**TEXT SECTION**.
Erskine Caldwell - 1932
    Even before the Great Depression struck, Jeeter Lester and his family were desperately poor sharecroppers. But when hard times begin to affect the families that once helped support them, the Lesters slip completely into the abyss. Rather than hold on to each other for support, Jeeter, his wife Ada, and their twelve children are overcome by the fractured and violent society around them. Banned and burned when first released in 1932, Tobacco Road is a brutal examination of poverty’s dehumanizing influence by one of America’s great masters of political fiction.

The Keepers of the House


Shirley Ann Grau - 1964
    Extraordinary family lore has been passed down to Abigail Howland, but not all of it. When shocking facts come to light about her late grandfather William’s relationship with Margaret Carmichael, a black housekeeper, the community is outraged, and quickly gathers to vent its fury on Abigail. Alone in the house the Howlands built, she is at once shaken by those who have betrayed her, and determined to punish the town that has persecuted her and her kin. Morally intricate, graceful and suspenseful, The Keepers of the House has become a modern classic.

**TASK SET**.
a: Answer these questions about the book descriptions:
(i) In what year was Tobacco Road first released?
(ii) How many children do Jeeter and Ada Lester have?
(iii) What was Margaret Carmichael's job?
b: Render this sentence from the book descriptions in Spanish: "Extraordinary family lore has been passed down to Abigail Howland, but not all of it."
c: Carry on the book descriptions from the point where they stop.
The data that come next are from a separate source.

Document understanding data
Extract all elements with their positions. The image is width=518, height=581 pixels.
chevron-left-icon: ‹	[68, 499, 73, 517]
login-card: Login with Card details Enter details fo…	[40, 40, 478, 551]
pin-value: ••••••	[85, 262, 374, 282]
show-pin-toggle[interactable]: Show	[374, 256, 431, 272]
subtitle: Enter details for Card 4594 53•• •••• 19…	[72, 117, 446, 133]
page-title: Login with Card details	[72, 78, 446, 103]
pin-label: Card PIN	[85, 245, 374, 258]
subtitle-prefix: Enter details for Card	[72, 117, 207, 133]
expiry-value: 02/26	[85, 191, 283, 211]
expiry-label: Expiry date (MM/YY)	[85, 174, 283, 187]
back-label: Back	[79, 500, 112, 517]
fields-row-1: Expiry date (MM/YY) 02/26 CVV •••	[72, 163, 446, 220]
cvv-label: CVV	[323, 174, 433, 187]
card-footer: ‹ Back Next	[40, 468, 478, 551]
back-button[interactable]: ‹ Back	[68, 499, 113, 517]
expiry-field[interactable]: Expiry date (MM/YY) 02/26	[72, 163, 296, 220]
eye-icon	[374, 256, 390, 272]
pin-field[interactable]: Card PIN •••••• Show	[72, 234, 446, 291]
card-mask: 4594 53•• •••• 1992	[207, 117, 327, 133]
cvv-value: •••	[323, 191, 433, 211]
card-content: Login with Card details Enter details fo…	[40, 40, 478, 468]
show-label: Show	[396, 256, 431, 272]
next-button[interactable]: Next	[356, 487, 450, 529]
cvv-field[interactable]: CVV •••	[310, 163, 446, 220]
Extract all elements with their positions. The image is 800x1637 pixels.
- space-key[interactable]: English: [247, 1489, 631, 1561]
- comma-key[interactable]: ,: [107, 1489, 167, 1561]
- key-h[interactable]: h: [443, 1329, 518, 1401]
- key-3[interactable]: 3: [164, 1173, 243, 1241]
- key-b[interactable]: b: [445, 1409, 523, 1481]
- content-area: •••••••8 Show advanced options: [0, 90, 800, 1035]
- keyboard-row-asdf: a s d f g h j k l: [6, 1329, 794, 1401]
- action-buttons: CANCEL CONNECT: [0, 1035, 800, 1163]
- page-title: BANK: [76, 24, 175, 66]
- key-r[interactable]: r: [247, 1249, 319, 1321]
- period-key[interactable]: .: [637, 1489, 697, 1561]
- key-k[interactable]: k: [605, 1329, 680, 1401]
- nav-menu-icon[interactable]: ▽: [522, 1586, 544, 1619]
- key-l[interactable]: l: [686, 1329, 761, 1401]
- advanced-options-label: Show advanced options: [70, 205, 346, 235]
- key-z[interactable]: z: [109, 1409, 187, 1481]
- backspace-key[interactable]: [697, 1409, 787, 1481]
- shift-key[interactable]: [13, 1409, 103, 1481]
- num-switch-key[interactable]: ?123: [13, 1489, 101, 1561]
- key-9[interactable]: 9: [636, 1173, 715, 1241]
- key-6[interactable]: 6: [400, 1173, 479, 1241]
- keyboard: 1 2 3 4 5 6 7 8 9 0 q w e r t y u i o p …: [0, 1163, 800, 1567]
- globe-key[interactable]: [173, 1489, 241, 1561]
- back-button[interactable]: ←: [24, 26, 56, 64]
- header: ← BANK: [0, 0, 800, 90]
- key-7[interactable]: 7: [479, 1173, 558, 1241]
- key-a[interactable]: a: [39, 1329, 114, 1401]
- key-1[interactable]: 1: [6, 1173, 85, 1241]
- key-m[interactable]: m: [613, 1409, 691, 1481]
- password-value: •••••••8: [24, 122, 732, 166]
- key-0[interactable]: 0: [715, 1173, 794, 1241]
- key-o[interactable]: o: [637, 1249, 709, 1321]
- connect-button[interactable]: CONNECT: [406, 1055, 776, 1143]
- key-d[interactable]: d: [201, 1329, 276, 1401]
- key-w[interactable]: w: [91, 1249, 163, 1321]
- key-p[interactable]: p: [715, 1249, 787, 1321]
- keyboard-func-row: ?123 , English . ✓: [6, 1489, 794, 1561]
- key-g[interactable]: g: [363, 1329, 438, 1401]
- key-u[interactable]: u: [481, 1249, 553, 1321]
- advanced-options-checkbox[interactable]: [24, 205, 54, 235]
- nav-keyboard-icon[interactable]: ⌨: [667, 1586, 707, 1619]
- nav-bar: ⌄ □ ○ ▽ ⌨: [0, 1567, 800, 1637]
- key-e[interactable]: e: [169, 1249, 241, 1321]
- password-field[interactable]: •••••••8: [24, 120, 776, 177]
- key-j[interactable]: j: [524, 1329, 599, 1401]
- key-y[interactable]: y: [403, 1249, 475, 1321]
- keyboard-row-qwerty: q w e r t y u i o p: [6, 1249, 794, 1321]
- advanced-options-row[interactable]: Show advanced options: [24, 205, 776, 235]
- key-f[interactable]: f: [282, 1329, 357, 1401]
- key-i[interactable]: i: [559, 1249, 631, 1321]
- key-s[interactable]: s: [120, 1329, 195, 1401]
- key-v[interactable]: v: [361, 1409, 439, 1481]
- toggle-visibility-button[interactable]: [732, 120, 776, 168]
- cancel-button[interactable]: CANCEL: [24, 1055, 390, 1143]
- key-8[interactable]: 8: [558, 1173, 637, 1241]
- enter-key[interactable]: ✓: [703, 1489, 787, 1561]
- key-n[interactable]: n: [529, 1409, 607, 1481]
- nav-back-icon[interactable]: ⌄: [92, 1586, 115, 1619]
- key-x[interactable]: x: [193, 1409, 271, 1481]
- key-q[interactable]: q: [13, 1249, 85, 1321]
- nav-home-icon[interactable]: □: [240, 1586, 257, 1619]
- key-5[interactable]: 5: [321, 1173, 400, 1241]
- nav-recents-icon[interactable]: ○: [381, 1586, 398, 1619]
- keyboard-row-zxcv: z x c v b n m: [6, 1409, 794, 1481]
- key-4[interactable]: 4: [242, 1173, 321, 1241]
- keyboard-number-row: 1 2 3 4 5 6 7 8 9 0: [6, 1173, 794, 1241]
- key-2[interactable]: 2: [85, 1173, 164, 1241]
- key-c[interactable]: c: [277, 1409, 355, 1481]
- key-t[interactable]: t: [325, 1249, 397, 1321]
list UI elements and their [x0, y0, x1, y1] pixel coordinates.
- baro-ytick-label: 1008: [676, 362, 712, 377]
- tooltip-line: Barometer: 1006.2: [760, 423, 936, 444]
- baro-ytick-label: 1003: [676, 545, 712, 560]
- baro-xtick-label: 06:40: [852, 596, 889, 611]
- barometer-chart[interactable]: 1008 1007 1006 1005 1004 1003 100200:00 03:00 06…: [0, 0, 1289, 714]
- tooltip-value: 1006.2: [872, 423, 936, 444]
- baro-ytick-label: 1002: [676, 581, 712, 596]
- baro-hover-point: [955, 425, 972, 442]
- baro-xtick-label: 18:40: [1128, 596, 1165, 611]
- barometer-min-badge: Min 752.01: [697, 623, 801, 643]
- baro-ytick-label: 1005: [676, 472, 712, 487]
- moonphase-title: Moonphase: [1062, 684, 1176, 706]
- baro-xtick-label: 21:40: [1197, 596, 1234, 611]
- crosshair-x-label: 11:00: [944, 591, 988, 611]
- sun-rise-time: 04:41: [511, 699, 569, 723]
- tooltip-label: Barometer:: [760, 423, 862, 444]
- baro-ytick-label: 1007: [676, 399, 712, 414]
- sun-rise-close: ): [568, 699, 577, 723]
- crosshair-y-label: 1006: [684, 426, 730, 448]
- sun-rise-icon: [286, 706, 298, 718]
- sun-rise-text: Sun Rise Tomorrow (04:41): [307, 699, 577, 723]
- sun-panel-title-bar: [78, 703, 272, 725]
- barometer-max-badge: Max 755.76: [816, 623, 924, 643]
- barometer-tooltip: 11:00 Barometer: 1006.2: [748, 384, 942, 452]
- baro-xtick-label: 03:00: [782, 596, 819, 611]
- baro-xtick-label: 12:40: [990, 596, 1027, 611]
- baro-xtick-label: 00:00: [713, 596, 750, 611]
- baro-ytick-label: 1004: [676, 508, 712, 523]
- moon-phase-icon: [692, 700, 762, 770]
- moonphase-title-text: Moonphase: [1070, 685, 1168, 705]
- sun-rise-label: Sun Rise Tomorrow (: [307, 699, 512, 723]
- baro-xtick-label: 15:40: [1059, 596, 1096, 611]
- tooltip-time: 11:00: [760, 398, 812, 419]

**ANSWERS TO EACH TASK**.
a:
(i) 1932
(ii) Twelve
(iii) She was a housekeeper.

b: A Abigail Howland le ha llegado una extraordinaria tradición familiar, pero no toda.

c:
The Temptation of Demetrio Vigil


Alisa Valdes - 2013
    Coronado Prep student Maria Ochoa, 16, is near death after crashing her car on an isolated stretch of New Mexico Highway 14 during a blizzard. When the only person to show up to help her is a teen gangbanger named Demetrio Vigil, Maria fears she’s doomed, until the young man manages, miraculously, to heal her nearly fatal wounds with nothing but the warm energy radiating from his hands. Maria is grateful for the help, and seeks to thank Demetrio by returning to the tiny ghost town of Golden, where he said he lives, to find him and give him a gift. What she discovers out about Demetrio along the way, however, not only defies logic and belief, but puts Maria’s very life in terrible danger.

Hearts


Hilma Wolitzer - 1980
    The only thing that connects them is Linda’s six-week-old marriage to Robin’s father, who has suddenly died. Widowed at twenty-six, Linda is heading to California to start over, uncertain what the future holds. In the trunk of her car, she carries her husband’s amateur paintings, along with his ashes. Robin, her silent, angry teenage stepdaughter, about to be left with relatives she’s never met, carries a private stash of pot and some closely guarded secrets. But these two women, journeying on a road alongside drifters and dreamers, lovers and liars, will discover something they never expected to find–between them and inside their hearts.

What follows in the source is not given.